» Your goal
Restate the records that follow word for word; no pictures should appear.

(Stored records)
+++
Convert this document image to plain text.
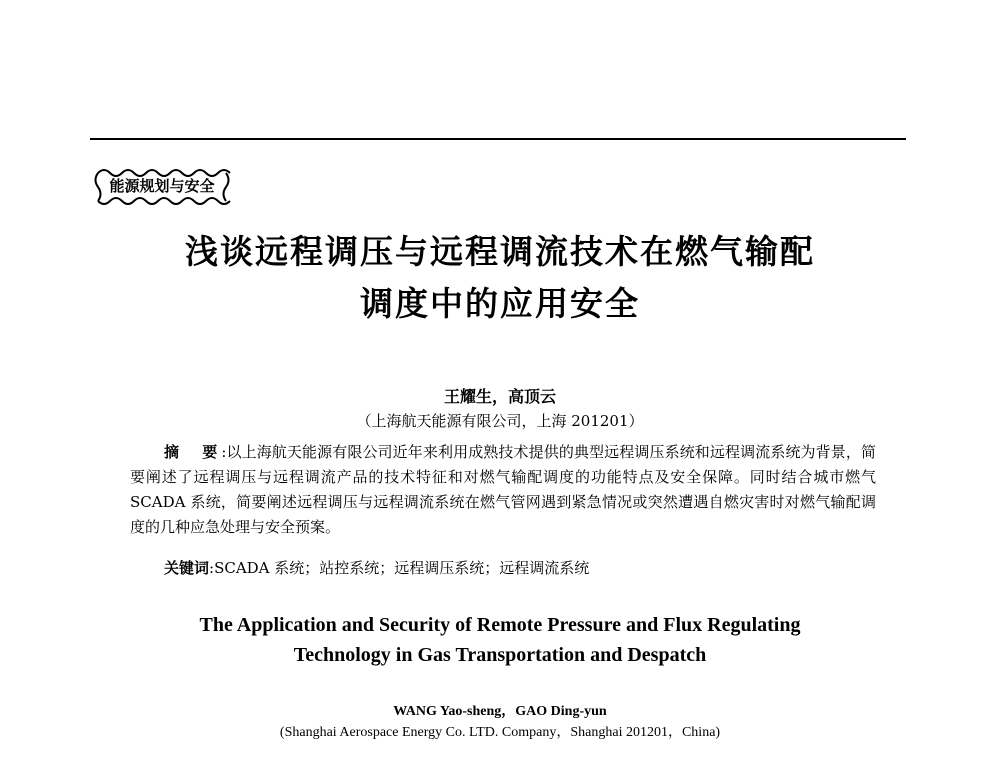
能源规划与安全
浅谈远程调压与远程调流技术在燃气输配
调度中的应用安全

王耀生，高顶云

（上海航天能源有限公司，上海 201201）

摘　要:以上海航天能源有限公司近年来利用成熟技术提供的典型远程调压系统和远程调流系统为背景，简要阐述了远程调压与远程调流产品的技术特征和对燃气输配调度的功能特点及安全保障。同时结合城市燃气 SCADA 系统，简要阐述远程调压与远程调流系统在燃气管网遇到紧急情况或突然遭遇自燃灾害时对燃气输配调度的几种应急处理与安全预案。

关键词:SCADA 系统；站控系统；远程调压系统；远程调流系统

The Application and Security of Remote Pressure and Flux Regulating

Technology in Gas Transportation and Despatch

WANG Yao-sheng，GAO Ding-yun

(Shanghai Aerospace Energy Co. LTD. Company，Shanghai 201201，China)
+++
» Response to the exercise
Convert this document image to plain text.
能源规划与安全
浅谈远程调压与远程调流技术在燃气输配
调度中的应用安全

王耀生，高顶云

（上海航天能源有限公司，上海 201201）

摘　要:以上海航天能源有限公司近年来利用成熟技术提供的典型远程调压系统和远程调流系统为背景，简要阐述了远程调压与远程调流产品的技术特征和对燃气输配调度的功能特点及安全保障。同时结合城市燃气 SCADA 系统，简要阐述远程调压与远程调流系统在燃气管网遇到紧急情况或突然遭遇自燃灾害时对燃气输配调度的几种应急处理与安全预案。

关键词:SCADA 系统；站控系统；远程调压系统；远程调流系统

The Application and Security of Remote Pressure and Flux Regulating

Technology in Gas Transportation and Despatch

WANG Yao-sheng，GAO Ding-yun

(Shanghai Aerospace Energy Co. LTD. Company，Shanghai 201201，China)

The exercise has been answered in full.